--- Extracted material ---

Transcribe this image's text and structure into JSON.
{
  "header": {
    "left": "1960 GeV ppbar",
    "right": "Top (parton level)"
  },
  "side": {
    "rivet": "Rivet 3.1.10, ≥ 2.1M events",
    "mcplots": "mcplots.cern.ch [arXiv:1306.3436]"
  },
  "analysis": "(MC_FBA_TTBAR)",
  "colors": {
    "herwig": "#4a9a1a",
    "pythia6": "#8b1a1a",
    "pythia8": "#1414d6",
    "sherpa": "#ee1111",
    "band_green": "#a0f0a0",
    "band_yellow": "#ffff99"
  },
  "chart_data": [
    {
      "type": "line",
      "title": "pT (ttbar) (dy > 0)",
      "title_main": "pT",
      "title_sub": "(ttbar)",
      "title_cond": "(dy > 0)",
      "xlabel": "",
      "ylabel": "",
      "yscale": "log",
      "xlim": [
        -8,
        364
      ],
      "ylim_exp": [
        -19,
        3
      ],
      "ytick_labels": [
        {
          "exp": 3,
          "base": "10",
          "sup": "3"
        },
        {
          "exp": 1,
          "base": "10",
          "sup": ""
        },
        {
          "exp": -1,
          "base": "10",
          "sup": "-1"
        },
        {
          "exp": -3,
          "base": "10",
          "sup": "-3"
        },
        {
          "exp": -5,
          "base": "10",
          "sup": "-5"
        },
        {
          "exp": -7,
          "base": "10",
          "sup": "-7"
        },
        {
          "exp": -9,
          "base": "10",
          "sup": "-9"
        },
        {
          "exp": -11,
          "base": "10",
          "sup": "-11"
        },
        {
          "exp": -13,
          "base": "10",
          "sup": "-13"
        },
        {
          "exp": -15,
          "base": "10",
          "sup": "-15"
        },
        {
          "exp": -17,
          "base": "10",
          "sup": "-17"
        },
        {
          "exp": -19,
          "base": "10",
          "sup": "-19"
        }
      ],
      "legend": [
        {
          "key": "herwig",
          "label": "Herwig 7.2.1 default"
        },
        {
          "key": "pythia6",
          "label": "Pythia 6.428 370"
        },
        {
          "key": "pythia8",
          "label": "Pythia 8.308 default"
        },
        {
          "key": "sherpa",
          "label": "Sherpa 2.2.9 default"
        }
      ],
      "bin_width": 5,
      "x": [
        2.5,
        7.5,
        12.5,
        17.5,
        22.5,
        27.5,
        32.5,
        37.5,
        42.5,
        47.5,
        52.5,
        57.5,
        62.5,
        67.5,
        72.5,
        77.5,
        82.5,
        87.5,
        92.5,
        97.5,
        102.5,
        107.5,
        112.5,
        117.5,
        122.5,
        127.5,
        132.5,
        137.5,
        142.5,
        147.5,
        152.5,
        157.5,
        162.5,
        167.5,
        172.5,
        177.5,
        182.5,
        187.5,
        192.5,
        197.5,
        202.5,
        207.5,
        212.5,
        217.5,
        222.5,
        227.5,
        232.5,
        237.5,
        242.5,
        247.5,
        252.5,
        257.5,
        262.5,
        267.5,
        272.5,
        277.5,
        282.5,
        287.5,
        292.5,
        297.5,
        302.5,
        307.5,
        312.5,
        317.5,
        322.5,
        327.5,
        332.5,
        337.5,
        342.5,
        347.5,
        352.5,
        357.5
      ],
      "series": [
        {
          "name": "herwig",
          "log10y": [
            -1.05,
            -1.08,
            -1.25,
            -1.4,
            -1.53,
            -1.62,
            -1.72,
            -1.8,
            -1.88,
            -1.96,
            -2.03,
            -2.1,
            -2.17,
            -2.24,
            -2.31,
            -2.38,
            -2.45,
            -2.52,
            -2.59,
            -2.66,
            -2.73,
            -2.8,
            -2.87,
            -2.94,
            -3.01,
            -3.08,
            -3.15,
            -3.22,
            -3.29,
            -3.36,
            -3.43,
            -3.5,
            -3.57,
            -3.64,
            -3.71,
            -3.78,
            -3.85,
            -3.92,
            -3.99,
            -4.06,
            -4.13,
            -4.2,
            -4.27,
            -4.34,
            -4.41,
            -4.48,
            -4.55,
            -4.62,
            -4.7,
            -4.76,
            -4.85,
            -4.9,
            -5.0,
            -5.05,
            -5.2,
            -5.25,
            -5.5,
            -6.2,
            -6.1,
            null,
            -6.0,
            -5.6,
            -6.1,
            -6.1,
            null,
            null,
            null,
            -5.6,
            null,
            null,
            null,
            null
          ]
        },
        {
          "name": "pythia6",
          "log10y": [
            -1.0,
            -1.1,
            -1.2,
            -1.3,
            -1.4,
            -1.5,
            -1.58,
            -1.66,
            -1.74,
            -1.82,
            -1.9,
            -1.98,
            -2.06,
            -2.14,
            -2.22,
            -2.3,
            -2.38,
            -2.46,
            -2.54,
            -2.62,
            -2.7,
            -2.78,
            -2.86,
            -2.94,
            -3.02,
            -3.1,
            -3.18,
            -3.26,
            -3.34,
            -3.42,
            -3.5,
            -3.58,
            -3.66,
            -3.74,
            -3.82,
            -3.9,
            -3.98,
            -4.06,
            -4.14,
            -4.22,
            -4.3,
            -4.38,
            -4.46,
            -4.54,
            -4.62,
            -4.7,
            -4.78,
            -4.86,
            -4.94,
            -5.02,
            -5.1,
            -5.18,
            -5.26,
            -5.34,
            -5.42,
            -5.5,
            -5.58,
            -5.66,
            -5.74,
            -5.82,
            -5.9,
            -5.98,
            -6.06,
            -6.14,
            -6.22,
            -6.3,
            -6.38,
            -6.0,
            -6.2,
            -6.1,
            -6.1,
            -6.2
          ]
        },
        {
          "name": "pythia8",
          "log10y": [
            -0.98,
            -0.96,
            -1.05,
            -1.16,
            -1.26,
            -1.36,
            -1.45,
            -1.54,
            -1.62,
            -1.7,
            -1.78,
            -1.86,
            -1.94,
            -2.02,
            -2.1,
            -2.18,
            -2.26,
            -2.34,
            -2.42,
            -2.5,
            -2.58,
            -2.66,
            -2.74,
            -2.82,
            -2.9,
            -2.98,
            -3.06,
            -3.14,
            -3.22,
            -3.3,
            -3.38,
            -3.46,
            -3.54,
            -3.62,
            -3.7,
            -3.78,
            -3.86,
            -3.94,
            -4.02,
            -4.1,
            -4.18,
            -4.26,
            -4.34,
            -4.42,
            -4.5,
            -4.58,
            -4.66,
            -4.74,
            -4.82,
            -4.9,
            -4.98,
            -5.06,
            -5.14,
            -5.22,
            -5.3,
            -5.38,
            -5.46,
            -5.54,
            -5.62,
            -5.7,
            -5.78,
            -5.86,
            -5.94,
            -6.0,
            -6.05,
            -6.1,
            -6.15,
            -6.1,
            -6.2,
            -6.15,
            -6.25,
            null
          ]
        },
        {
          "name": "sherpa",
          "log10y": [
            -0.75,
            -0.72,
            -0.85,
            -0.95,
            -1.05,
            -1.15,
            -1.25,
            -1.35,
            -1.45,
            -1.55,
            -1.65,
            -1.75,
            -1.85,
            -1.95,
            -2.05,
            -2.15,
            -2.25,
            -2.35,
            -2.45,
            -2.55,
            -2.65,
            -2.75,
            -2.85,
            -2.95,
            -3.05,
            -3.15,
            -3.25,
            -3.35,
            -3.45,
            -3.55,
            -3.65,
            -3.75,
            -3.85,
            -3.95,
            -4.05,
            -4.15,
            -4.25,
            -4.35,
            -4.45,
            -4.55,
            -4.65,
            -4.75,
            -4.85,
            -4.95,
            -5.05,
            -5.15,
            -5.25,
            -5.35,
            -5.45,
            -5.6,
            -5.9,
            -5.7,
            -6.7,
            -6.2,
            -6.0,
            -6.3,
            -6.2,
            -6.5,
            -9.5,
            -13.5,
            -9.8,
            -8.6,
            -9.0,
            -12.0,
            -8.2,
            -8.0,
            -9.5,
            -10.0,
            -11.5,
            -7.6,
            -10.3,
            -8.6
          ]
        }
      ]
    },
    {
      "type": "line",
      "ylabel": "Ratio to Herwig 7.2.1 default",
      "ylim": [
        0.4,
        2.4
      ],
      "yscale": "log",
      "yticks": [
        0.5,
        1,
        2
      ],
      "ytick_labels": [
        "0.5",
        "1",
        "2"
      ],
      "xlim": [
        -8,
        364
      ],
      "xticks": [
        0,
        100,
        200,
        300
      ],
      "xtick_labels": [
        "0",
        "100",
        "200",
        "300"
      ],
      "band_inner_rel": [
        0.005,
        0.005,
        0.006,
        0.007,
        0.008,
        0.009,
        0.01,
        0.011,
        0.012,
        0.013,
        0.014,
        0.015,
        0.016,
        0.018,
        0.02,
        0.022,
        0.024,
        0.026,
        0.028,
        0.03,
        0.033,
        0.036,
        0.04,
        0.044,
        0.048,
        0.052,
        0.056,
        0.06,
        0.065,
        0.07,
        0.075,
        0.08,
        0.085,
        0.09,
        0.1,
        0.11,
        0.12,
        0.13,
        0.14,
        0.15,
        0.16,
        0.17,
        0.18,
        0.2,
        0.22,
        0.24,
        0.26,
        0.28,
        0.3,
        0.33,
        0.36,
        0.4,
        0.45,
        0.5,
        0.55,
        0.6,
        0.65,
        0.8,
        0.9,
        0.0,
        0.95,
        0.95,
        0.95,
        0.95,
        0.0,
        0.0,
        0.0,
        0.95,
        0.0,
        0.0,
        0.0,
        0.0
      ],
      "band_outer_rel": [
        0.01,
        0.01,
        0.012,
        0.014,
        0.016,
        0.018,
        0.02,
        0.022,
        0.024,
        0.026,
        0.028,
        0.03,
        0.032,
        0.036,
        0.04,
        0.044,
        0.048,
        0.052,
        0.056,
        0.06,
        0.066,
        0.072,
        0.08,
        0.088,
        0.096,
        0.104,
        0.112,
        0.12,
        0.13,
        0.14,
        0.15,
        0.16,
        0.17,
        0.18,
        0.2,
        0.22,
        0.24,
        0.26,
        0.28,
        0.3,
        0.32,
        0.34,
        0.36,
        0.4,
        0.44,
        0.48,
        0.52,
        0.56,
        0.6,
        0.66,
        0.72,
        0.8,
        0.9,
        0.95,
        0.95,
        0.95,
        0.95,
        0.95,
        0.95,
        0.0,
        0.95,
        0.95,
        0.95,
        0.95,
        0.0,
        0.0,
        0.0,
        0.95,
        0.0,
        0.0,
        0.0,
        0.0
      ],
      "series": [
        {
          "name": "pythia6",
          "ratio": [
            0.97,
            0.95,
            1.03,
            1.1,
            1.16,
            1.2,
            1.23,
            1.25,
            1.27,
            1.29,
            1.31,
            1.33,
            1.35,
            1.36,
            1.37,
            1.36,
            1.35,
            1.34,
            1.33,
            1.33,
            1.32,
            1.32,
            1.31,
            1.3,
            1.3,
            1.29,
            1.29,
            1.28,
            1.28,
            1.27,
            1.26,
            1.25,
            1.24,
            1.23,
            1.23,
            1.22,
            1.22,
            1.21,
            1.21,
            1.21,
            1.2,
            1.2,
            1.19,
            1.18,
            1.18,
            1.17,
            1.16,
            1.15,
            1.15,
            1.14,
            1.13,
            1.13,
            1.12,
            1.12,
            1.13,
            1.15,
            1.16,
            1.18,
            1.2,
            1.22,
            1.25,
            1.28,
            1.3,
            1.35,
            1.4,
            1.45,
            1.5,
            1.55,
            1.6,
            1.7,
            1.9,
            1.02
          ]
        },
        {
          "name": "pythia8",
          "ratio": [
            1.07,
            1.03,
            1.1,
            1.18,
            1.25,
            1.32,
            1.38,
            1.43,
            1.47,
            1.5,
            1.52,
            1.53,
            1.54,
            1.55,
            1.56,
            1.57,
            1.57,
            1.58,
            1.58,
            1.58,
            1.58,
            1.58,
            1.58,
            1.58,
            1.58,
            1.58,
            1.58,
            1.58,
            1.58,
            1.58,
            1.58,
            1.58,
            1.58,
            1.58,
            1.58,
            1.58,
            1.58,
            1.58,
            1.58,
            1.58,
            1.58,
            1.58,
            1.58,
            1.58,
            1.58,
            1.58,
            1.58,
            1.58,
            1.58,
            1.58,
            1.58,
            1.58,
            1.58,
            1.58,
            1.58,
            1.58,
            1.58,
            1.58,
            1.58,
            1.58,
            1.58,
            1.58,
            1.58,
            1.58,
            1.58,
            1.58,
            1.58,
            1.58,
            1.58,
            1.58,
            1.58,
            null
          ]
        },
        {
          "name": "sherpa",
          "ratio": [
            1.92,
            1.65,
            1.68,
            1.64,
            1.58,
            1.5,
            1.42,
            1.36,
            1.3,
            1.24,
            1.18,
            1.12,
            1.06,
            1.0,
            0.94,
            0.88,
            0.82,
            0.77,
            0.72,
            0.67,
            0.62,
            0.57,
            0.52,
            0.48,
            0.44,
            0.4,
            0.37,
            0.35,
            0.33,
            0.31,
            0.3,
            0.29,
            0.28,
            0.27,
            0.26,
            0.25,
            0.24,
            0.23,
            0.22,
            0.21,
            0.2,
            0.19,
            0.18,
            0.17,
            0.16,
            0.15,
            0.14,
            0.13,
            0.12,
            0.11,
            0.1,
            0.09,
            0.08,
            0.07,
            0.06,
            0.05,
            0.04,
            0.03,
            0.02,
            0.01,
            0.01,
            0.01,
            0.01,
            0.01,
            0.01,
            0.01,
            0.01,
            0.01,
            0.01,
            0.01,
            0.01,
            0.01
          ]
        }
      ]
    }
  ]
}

---

To do:
From the records above, pull out each line that has "ylabel".

Solved problem:
      "ylabel": "",
      "ylabel": "Ratio to Herwig 7.2.1 default",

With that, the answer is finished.